▶ _Your task_: Images are not part of the copy; transcribe all the data exactly.

▼

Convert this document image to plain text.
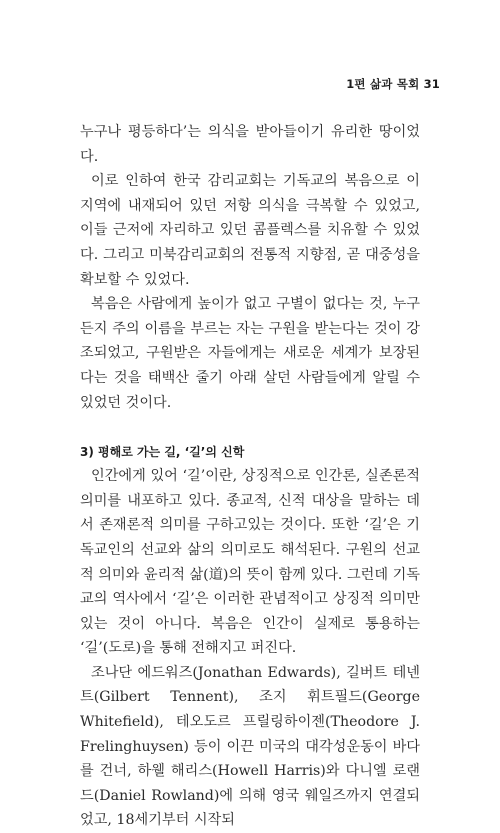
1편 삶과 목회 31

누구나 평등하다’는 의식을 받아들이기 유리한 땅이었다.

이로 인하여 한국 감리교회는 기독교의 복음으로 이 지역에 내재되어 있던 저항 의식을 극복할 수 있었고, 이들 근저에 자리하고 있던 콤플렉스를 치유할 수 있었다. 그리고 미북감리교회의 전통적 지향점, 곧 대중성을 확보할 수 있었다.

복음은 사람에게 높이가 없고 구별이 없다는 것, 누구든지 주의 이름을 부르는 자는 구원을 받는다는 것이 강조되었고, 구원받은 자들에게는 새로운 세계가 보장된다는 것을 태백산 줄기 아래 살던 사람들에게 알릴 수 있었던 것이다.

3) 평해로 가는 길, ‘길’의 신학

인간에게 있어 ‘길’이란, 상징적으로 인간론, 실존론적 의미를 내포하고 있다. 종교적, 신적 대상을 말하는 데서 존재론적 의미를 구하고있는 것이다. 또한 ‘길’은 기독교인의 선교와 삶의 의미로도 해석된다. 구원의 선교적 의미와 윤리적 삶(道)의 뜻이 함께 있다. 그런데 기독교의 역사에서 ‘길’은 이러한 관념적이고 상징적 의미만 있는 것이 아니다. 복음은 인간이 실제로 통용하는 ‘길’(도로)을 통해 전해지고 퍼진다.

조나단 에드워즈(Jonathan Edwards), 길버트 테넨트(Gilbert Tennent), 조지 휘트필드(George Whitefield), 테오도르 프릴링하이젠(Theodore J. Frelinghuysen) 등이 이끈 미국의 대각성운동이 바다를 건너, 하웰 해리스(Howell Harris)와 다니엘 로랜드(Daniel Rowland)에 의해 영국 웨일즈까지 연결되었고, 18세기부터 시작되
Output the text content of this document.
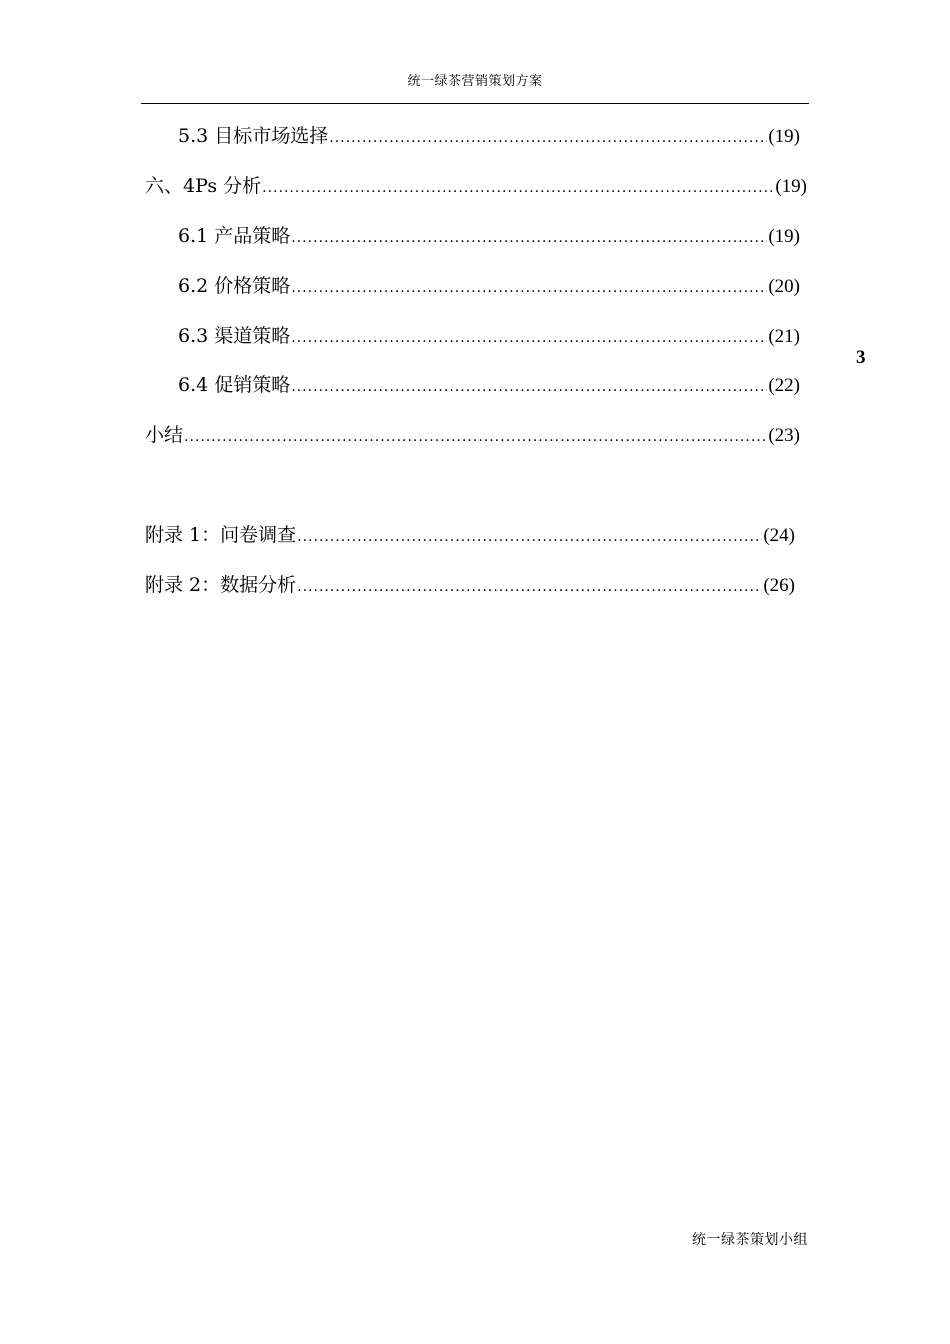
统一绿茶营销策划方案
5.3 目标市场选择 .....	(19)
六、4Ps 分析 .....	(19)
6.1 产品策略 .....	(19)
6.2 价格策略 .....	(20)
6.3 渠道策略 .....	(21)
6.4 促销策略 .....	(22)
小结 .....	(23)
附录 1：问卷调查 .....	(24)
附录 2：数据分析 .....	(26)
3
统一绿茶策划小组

▲

▶ _Completed task_:
Convert this document image to plain text.
1편 삶과 목회 31

누구나 평등하다’는 의식을 받아들이기 유리한 땅이었다.

이로 인하여 한국 감리교회는 기독교의 복음으로 이 지역에 내재되어 있던 저항 의식을 극복할 수 있었고, 이들 근저에 자리하고 있던 콤플렉스를 치유할 수 있었다. 그리고 미북감리교회의 전통적 지향점, 곧 대중성을 확보할 수 있었다.

복음은 사람에게 높이가 없고 구별이 없다는 것, 누구든지 주의 이름을 부르는 자는 구원을 받는다는 것이 강조되었고, 구원받은 자들에게는 새로운 세계가 보장된다는 것을 태백산 줄기 아래 살던 사람들에게 알릴 수 있었던 것이다.

3) 평해로 가는 길, ‘길’의 신학

인간에게 있어 ‘길’이란, 상징적으로 인간론, 실존론적 의미를 내포하고 있다. 종교적, 신적 대상을 말하는 데서 존재론적 의미를 구하고있는 것이다. 또한 ‘길’은 기독교인의 선교와 삶의 의미로도 해석된다. 구원의 선교적 의미와 윤리적 삶(道)의 뜻이 함께 있다. 그런데 기독교의 역사에서 ‘길’은 이러한 관념적이고 상징적 의미만 있는 것이 아니다. 복음은 인간이 실제로 통용하는 ‘길’(도로)을 통해 전해지고 퍼진다.

조나단 에드워즈(Jonathan Edwards), 길버트 테넨트(Gilbert Tennent), 조지 휘트필드(George Whitefield), 테오도르 프릴링하이젠(Theodore J. Frelinghuysen) 등이 이끈 미국의 대각성운동이 바다를 건너, 하웰 해리스(Howell Harris)와 다니엘 로랜드(Daniel Rowland)에 의해 영국 웨일즈까지 연결되었고, 18세기부터 시작되
Output the text content of this document.
统一绿茶营销策划方案
5.3 目标市场选择 .....	(19)
六、4Ps 分析 .....	(19)
6.1 产品策略 .....	(19)
6.2 价格策略 .....	(20)
6.3 渠道策略 .....	(21)
6.4 促销策略 .....	(22)
小结 .....	(23)
附录 1：问卷调查 .....	(24)
附录 2：数据分析 .....	(26)
3
统一绿茶策划小组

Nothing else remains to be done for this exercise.